What to do ::
Every line from the one containing "Read out every word on this page." to the final line of the material below must be reproduced exactly; leave out all other lines.

Entries supplied ::
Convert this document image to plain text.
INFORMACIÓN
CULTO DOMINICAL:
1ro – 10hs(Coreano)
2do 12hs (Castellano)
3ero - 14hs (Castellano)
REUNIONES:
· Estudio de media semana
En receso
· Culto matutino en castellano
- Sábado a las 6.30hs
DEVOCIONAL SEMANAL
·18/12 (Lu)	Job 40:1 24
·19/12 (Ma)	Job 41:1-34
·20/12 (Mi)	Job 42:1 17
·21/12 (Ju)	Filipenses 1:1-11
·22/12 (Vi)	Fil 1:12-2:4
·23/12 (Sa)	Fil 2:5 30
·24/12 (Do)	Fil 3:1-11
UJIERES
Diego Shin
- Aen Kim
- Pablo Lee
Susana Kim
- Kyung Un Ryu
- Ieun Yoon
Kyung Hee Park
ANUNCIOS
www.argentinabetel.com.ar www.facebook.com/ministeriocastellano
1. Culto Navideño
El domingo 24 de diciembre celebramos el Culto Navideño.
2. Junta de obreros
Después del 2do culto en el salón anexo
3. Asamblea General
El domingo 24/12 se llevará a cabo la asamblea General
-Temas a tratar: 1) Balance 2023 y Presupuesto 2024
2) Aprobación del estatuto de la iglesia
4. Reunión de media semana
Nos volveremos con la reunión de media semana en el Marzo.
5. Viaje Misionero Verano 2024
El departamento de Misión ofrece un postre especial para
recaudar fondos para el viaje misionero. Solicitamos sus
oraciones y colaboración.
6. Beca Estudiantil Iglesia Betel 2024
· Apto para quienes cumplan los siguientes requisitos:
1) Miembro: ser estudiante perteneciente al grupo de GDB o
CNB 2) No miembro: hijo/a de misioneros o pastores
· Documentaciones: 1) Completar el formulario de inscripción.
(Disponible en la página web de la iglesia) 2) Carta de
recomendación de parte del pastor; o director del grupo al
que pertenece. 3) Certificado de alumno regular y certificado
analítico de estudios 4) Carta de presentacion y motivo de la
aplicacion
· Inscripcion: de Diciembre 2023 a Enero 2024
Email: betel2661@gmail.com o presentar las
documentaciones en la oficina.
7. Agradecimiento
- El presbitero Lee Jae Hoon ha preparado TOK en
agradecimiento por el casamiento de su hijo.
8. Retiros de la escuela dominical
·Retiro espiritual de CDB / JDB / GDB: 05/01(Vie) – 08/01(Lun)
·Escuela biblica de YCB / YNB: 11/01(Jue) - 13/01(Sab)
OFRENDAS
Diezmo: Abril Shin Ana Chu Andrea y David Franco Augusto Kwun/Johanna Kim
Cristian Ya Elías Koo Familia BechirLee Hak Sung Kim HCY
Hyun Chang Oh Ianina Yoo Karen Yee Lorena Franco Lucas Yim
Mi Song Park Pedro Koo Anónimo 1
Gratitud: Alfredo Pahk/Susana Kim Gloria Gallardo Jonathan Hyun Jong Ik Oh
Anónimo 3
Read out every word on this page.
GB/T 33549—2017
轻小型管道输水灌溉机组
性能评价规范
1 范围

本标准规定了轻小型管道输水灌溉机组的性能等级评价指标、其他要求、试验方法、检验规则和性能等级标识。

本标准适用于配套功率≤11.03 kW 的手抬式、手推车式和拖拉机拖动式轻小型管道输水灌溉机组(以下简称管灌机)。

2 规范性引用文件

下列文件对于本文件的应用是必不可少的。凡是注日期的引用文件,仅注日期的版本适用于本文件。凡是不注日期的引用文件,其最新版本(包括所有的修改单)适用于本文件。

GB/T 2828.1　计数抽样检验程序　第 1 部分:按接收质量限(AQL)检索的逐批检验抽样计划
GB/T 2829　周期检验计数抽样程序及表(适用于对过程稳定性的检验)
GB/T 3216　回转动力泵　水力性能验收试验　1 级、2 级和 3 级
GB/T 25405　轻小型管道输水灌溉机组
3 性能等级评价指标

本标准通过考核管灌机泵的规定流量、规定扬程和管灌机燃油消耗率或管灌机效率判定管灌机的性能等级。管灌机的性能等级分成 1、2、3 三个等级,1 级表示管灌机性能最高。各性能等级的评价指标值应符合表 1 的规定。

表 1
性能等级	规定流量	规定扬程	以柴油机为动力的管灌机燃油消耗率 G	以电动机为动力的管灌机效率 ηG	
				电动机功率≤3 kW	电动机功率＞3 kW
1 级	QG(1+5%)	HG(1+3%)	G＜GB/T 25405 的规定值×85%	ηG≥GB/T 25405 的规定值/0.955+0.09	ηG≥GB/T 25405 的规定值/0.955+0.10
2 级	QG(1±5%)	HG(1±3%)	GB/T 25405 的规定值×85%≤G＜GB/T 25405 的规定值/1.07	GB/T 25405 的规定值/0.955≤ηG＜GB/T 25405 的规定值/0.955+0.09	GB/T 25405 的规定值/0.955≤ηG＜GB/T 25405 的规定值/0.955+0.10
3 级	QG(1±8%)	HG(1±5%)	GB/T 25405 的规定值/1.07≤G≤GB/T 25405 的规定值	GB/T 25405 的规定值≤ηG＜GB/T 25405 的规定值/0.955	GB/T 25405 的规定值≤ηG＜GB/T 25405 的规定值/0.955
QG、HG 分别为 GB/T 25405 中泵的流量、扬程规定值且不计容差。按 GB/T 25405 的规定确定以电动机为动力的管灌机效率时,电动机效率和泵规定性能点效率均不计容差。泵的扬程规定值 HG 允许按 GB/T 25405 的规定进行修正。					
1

Final result ::
Read out every word on this page.
GB/T 33549—2017
轻小型管道输水灌溉机组
性能评价规范
1 范围

本标准规定了轻小型管道输水灌溉机组的性能等级评价指标、其他要求、试验方法、检验规则和性能等级标识。

本标准适用于配套功率≤11.03 kW 的手抬式、手推车式和拖拉机拖动式轻小型管道输水灌溉机组(以下简称管灌机)。

2 规范性引用文件

下列文件对于本文件的应用是必不可少的。凡是注日期的引用文件,仅注日期的版本适用于本文件。凡是不注日期的引用文件,其最新版本(包括所有的修改单)适用于本文件。

GB/T 2828.1　计数抽样检验程序　第 1 部分:按接收质量限(AQL)检索的逐批检验抽样计划
GB/T 2829　周期检验计数抽样程序及表(适用于对过程稳定性的检验)
GB/T 3216　回转动力泵　水力性能验收试验　1 级、2 级和 3 级
GB/T 25405　轻小型管道输水灌溉机组
3 性能等级评价指标

本标准通过考核管灌机泵的规定流量、规定扬程和管灌机燃油消耗率或管灌机效率判定管灌机的性能等级。管灌机的性能等级分成 1、2、3 三个等级,1 级表示管灌机性能最高。各性能等级的评价指标值应符合表 1 的规定。

表 1
性能等级	规定流量	规定扬程	以柴油机为动力的管灌机燃油消耗率 G	以电动机为动力的管灌机效率 ηG	
				电动机功率≤3 kW	电动机功率＞3 kW
1 级	QG(1+5%)	HG(1+3%)	G＜GB/T 25405 的规定值×85%	ηG≥GB/T 25405 的规定值/0.955+0.09	ηG≥GB/T 25405 的规定值/0.955+0.10
2 级	QG(1±5%)	HG(1±3%)	GB/T 25405 的规定值×85%≤G＜GB/T 25405 的规定值/1.07	GB/T 25405 的规定值/0.955≤ηG＜GB/T 25405 的规定值/0.955+0.09	GB/T 25405 的规定值/0.955≤ηG＜GB/T 25405 的规定值/0.955+0.10
3 级	QG(1±8%)	HG(1±5%)	GB/T 25405 的规定值/1.07≤G≤GB/T 25405 的规定值	GB/T 25405 的规定值≤ηG＜GB/T 25405 的规定值/0.955	GB/T 25405 的规定值≤ηG＜GB/T 25405 的规定值/0.955
QG、HG 分别为 GB/T 25405 中泵的流量、扬程规定值且不计容差。按 GB/T 25405 的规定确定以电动机为动力的管灌机效率时,电动机效率和泵规定性能点效率均不计容差。泵的扬程规定值 HG 允许按 GB/T 25405 的规定进行修正。					
1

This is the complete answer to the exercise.